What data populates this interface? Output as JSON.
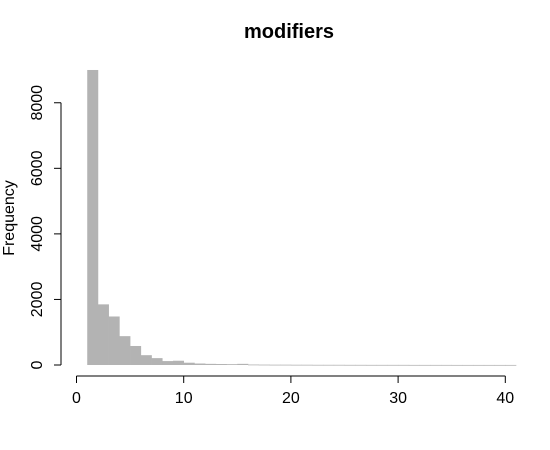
{
  "chart_data": {
    "type": "bar",
    "title": "modifiers",
    "xlabel": "",
    "ylabel": "Frequency",
    "xlim": [
      0,
      41
    ],
    "ylim": [
      0,
      9000
    ],
    "x_ticks": [
      0,
      10,
      20,
      30,
      40
    ],
    "y_ticks": [
      0,
      2000,
      4000,
      6000,
      8000
    ],
    "bar_color": "#b3b3b3",
    "grid": false,
    "bins": [
      {
        "x0": 1,
        "x1": 2,
        "count": 9000
      },
      {
        "x0": 2,
        "x1": 3,
        "count": 1850
      },
      {
        "x0": 3,
        "x1": 4,
        "count": 1480
      },
      {
        "x0": 4,
        "x1": 5,
        "count": 880
      },
      {
        "x0": 5,
        "x1": 6,
        "count": 580
      },
      {
        "x0": 6,
        "x1": 7,
        "count": 300
      },
      {
        "x0": 7,
        "x1": 8,
        "count": 210
      },
      {
        "x0": 8,
        "x1": 9,
        "count": 120
      },
      {
        "x0": 9,
        "x1": 10,
        "count": 130
      },
      {
        "x0": 10,
        "x1": 11,
        "count": 70
      },
      {
        "x0": 11,
        "x1": 12,
        "count": 45
      },
      {
        "x0": 12,
        "x1": 13,
        "count": 35
      },
      {
        "x0": 13,
        "x1": 14,
        "count": 30
      },
      {
        "x0": 14,
        "x1": 15,
        "count": 25
      },
      {
        "x0": 15,
        "x1": 16,
        "count": 35
      },
      {
        "x0": 16,
        "x1": 17,
        "count": 15
      },
      {
        "x0": 17,
        "x1": 18,
        "count": 12
      },
      {
        "x0": 18,
        "x1": 19,
        "count": 10
      },
      {
        "x0": 19,
        "x1": 20,
        "count": 10
      },
      {
        "x0": 20,
        "x1": 21,
        "count": 8
      },
      {
        "x0": 21,
        "x1": 22,
        "count": 8
      },
      {
        "x0": 22,
        "x1": 23,
        "count": 6
      },
      {
        "x0": 23,
        "x1": 24,
        "count": 6
      },
      {
        "x0": 24,
        "x1": 25,
        "count": 6
      },
      {
        "x0": 25,
        "x1": 26,
        "count": 5
      },
      {
        "x0": 26,
        "x1": 27,
        "count": 5
      },
      {
        "x0": 27,
        "x1": 28,
        "count": 4
      },
      {
        "x0": 28,
        "x1": 29,
        "count": 4
      },
      {
        "x0": 29,
        "x1": 30,
        "count": 4
      },
      {
        "x0": 30,
        "x1": 31,
        "count": 4
      },
      {
        "x0": 31,
        "x1": 32,
        "count": 3
      },
      {
        "x0": 32,
        "x1": 33,
        "count": 3
      },
      {
        "x0": 33,
        "x1": 34,
        "count": 3
      },
      {
        "x0": 34,
        "x1": 35,
        "count": 3
      },
      {
        "x0": 35,
        "x1": 36,
        "count": 2
      },
      {
        "x0": 36,
        "x1": 37,
        "count": 2
      },
      {
        "x0": 37,
        "x1": 38,
        "count": 2
      },
      {
        "x0": 38,
        "x1": 39,
        "count": 2
      },
      {
        "x0": 39,
        "x1": 40,
        "count": 2
      },
      {
        "x0": 40,
        "x1": 41,
        "count": 2
      }
    ]
  }
}
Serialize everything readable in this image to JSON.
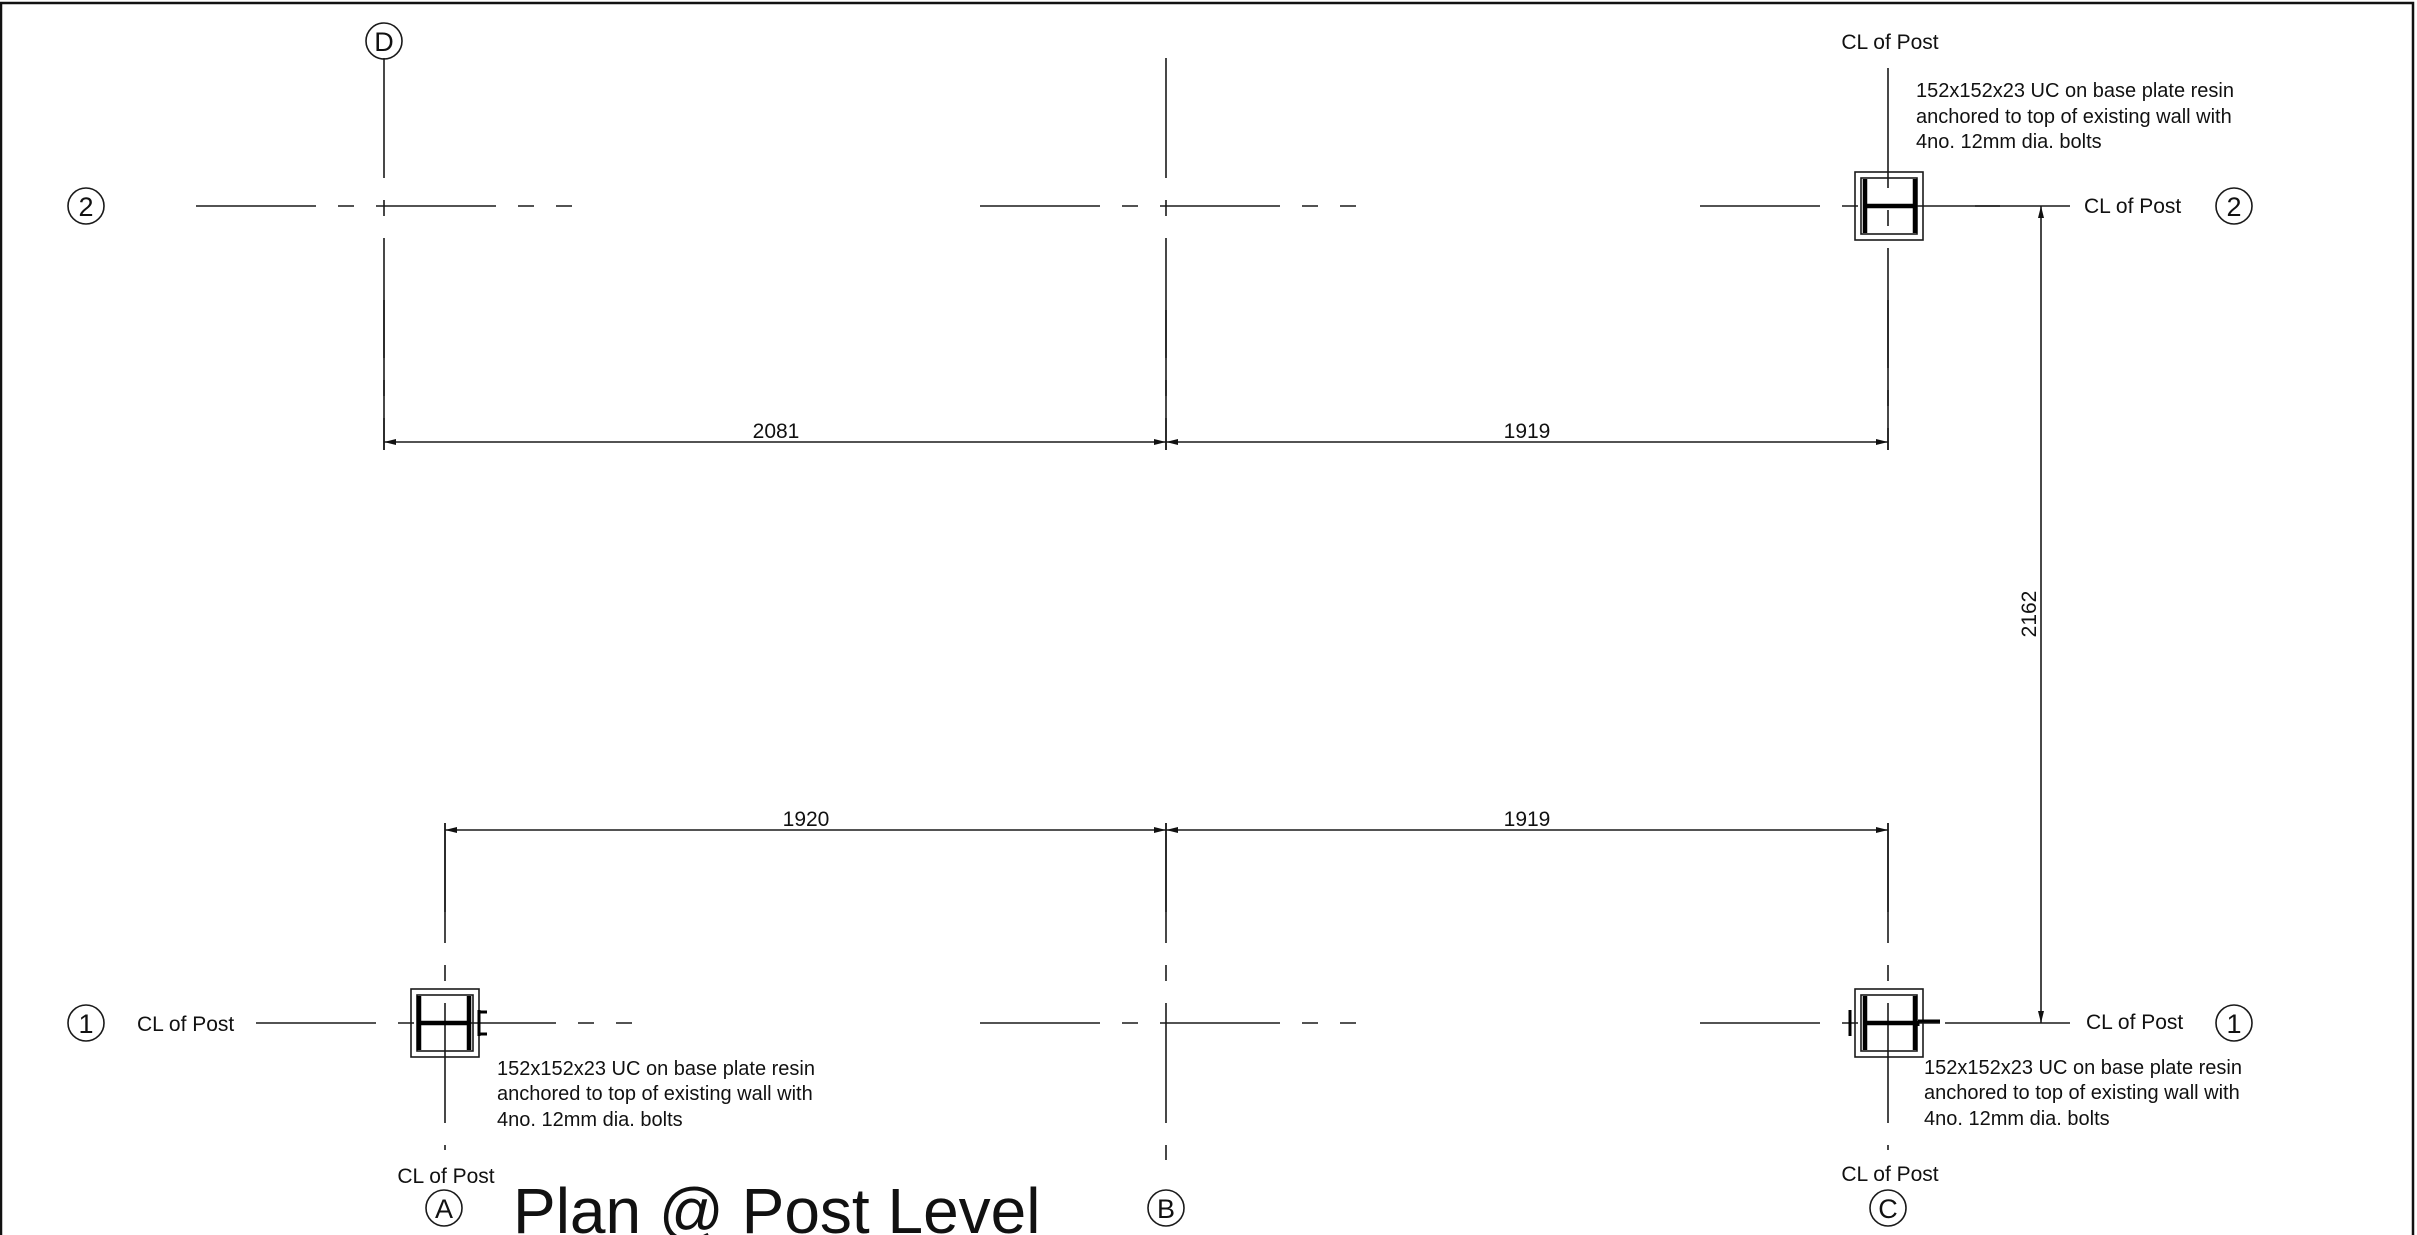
{
  "title": "Plan @ Post Level",
  "grid_labels": {
    "column_D": "D",
    "column_A": "A",
    "column_B": "B",
    "column_C": "C",
    "row_1_left": "1",
    "row_1_right": "1",
    "row_2_left": "2",
    "row_2_right": "2"
  },
  "cl_labels": {
    "top_post_C": "CL of Post",
    "row2_right": "CL of Post",
    "row1_left": "CL of Post",
    "row1_right": "CL of Post",
    "bottom_post_A": "CL of Post",
    "bottom_post_C": "CL of Post"
  },
  "notes": {
    "top_right": [
      "152x152x23 UC on base plate resin",
      "anchored to top of existing wall with",
      "4no. 12mm dia. bolts"
    ],
    "bottom_left": [
      "152x152x23 UC on base plate resin",
      "anchored to top of existing wall with",
      "4no. 12mm dia. bolts"
    ],
    "bottom_right": [
      "152x152x23 UC on base plate resin",
      "anchored to top of existing wall with",
      "4no. 12mm dia. bolts"
    ]
  },
  "dimensions": {
    "top_left": "2081",
    "top_right": "1919",
    "bottom_left": "1920",
    "bottom_right": "1919",
    "vertical_right": "2162"
  }
}
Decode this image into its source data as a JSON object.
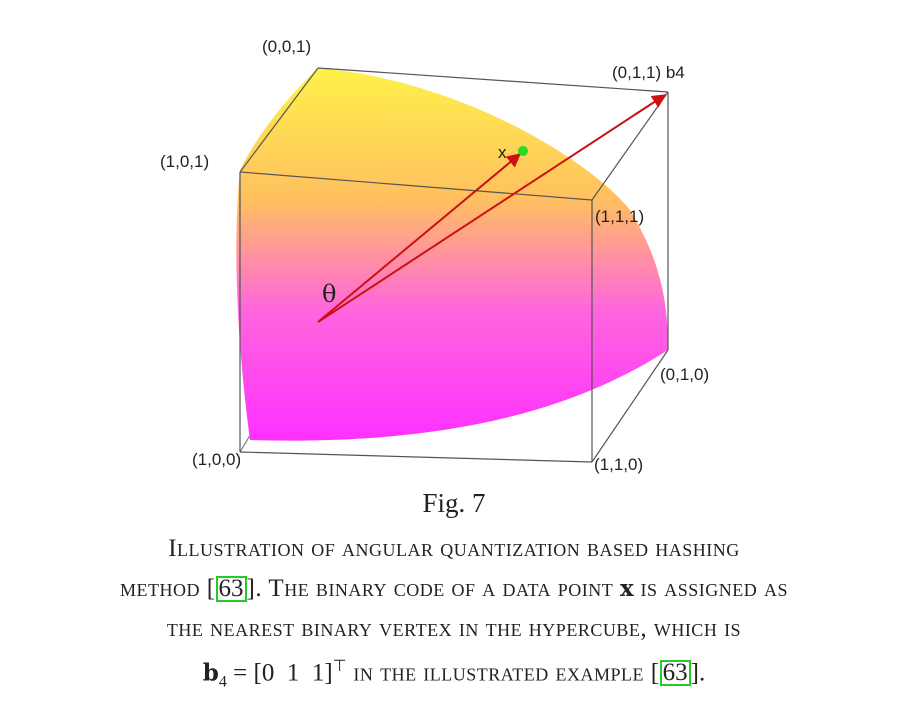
{
  "figure": {
    "vertices": {
      "v001": "(0,0,1)",
      "v011": "(0,1,1) b4",
      "v101": "(1,0,1)",
      "v111": "(1,1,1)",
      "v010": "(0,1,0)",
      "v100": "(1,0,0)",
      "v110": "(1,1,0)"
    },
    "point_label": "x",
    "angle_label": "θ",
    "colors": {
      "gradient_top": "#fff04a",
      "gradient_bottom": "#ff33ff",
      "arrow": "#cc1111",
      "point": "#22dd22",
      "edge": "#666666"
    }
  },
  "fig_label": "Fig. 7",
  "caption": {
    "line1": "Illustration of angular quantization based hashing",
    "line2_a": "method [",
    "line2_cite": "63",
    "line2_b": "]. The binary code of a data point ",
    "line2_x": "x",
    "line2_c": " is assigned as",
    "line3": "the nearest binary vertex in the hypercube, which is",
    "line4_b": "b",
    "line4_sub": "4",
    "line4_eq": " = [0  1  1]",
    "line4_sup": "⊤",
    "line4_text": " in the illustrated example [",
    "line4_cite": "63",
    "line4_end": "]."
  }
}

....

Go through the material above and print all of it exactly, except the pictures.

■ Solution to the exercise ■
What data populates this interface? Output as JSON.
{
  "chart_data": {
    "type": "bar",
    "title": "modifiers",
    "xlabel": "",
    "ylabel": "Frequency",
    "xlim": [
      0,
      41
    ],
    "ylim": [
      0,
      9000
    ],
    "x_ticks": [
      0,
      10,
      20,
      30,
      40
    ],
    "y_ticks": [
      0,
      2000,
      4000,
      6000,
      8000
    ],
    "bar_color": "#b3b3b3",
    "grid": false,
    "bins": [
      {
        "x0": 1,
        "x1": 2,
        "count": 9000
      },
      {
        "x0": 2,
        "x1": 3,
        "count": 1850
      },
      {
        "x0": 3,
        "x1": 4,
        "count": 1480
      },
      {
        "x0": 4,
        "x1": 5,
        "count": 880
      },
      {
        "x0": 5,
        "x1": 6,
        "count": 580
      },
      {
        "x0": 6,
        "x1": 7,
        "count": 300
      },
      {
        "x0": 7,
        "x1": 8,
        "count": 210
      },
      {
        "x0": 8,
        "x1": 9,
        "count": 120
      },
      {
        "x0": 9,
        "x1": 10,
        "count": 130
      },
      {
        "x0": 10,
        "x1": 11,
        "count": 70
      },
      {
        "x0": 11,
        "x1": 12,
        "count": 45
      },
      {
        "x0": 12,
        "x1": 13,
        "count": 35
      },
      {
        "x0": 13,
        "x1": 14,
        "count": 30
      },
      {
        "x0": 14,
        "x1": 15,
        "count": 25
      },
      {
        "x0": 15,
        "x1": 16,
        "count": 35
      },
      {
        "x0": 16,
        "x1": 17,
        "count": 15
      },
      {
        "x0": 17,
        "x1": 18,
        "count": 12
      },
      {
        "x0": 18,
        "x1": 19,
        "count": 10
      },
      {
        "x0": 19,
        "x1": 20,
        "count": 10
      },
      {
        "x0": 20,
        "x1": 21,
        "count": 8
      },
      {
        "x0": 21,
        "x1": 22,
        "count": 8
      },
      {
        "x0": 22,
        "x1": 23,
        "count": 6
      },
      {
        "x0": 23,
        "x1": 24,
        "count": 6
      },
      {
        "x0": 24,
        "x1": 25,
        "count": 6
      },
      {
        "x0": 25,
        "x1": 26,
        "count": 5
      },
      {
        "x0": 26,
        "x1": 27,
        "count": 5
      },
      {
        "x0": 27,
        "x1": 28,
        "count": 4
      },
      {
        "x0": 28,
        "x1": 29,
        "count": 4
      },
      {
        "x0": 29,
        "x1": 30,
        "count": 4
      },
      {
        "x0": 30,
        "x1": 31,
        "count": 4
      },
      {
        "x0": 31,
        "x1": 32,
        "count": 3
      },
      {
        "x0": 32,
        "x1": 33,
        "count": 3
      },
      {
        "x0": 33,
        "x1": 34,
        "count": 3
      },
      {
        "x0": 34,
        "x1": 35,
        "count": 3
      },
      {
        "x0": 35,
        "x1": 36,
        "count": 2
      },
      {
        "x0": 36,
        "x1": 37,
        "count": 2
      },
      {
        "x0": 37,
        "x1": 38,
        "count": 2
      },
      {
        "x0": 38,
        "x1": 39,
        "count": 2
      },
      {
        "x0": 39,
        "x1": 40,
        "count": 2
      },
      {
        "x0": 40,
        "x1": 41,
        "count": 2
      }
    ]
  }
}
Serialize everything readable in this image to JSON.
{
  "title": "Plan @ Post Level",
  "grid_labels": {
    "column_D": "D",
    "column_A": "A",
    "column_B": "B",
    "column_C": "C",
    "row_1_left": "1",
    "row_1_right": "1",
    "row_2_left": "2",
    "row_2_right": "2"
  },
  "cl_labels": {
    "top_post_C": "CL of Post",
    "row2_right": "CL of Post",
    "row1_left": "CL of Post",
    "row1_right": "CL of Post",
    "bottom_post_A": "CL of Post",
    "bottom_post_C": "CL of Post"
  },
  "notes": {
    "top_right": [
      "152x152x23 UC on base plate resin",
      "anchored to top of existing wall with",
      "4no. 12mm dia. bolts"
    ],
    "bottom_left": [
      "152x152x23 UC on base plate resin",
      "anchored to top of existing wall with",
      "4no. 12mm dia. bolts"
    ],
    "bottom_right": [
      "152x152x23 UC on base plate resin",
      "anchored to top of existing wall with",
      "4no. 12mm dia. bolts"
    ]
  },
  "dimensions": {
    "top_left": "2081",
    "top_right": "1919",
    "bottom_left": "1920",
    "bottom_right": "1919",
    "vertical_right": "2162"
  }
}
Decode this image into its source data as a JSON object.
{
  "figure": {
    "vertices": {
      "v001": "(0,0,1)",
      "v011": "(0,1,1) b4",
      "v101": "(1,0,1)",
      "v111": "(1,1,1)",
      "v010": "(0,1,0)",
      "v100": "(1,0,0)",
      "v110": "(1,1,0)"
    },
    "point_label": "x",
    "angle_label": "θ",
    "colors": {
      "gradient_top": "#fff04a",
      "gradient_bottom": "#ff33ff",
      "arrow": "#cc1111",
      "point": "#22dd22",
      "edge": "#666666"
    }
  },
  "fig_label": "Fig. 7",
  "caption": {
    "line1": "Illustration of angular quantization based hashing",
    "line2_a": "method [",
    "line2_cite": "63",
    "line2_b": "]. The binary code of a data point ",
    "line2_x": "x",
    "line2_c": " is assigned as",
    "line3": "the nearest binary vertex in the hypercube, which is",
    "line4_b": "b",
    "line4_sub": "4",
    "line4_eq": " = [0  1  1]",
    "line4_sup": "⊤",
    "line4_text": " in the illustrated example [",
    "line4_cite": "63",
    "line4_end": "]."
  }
}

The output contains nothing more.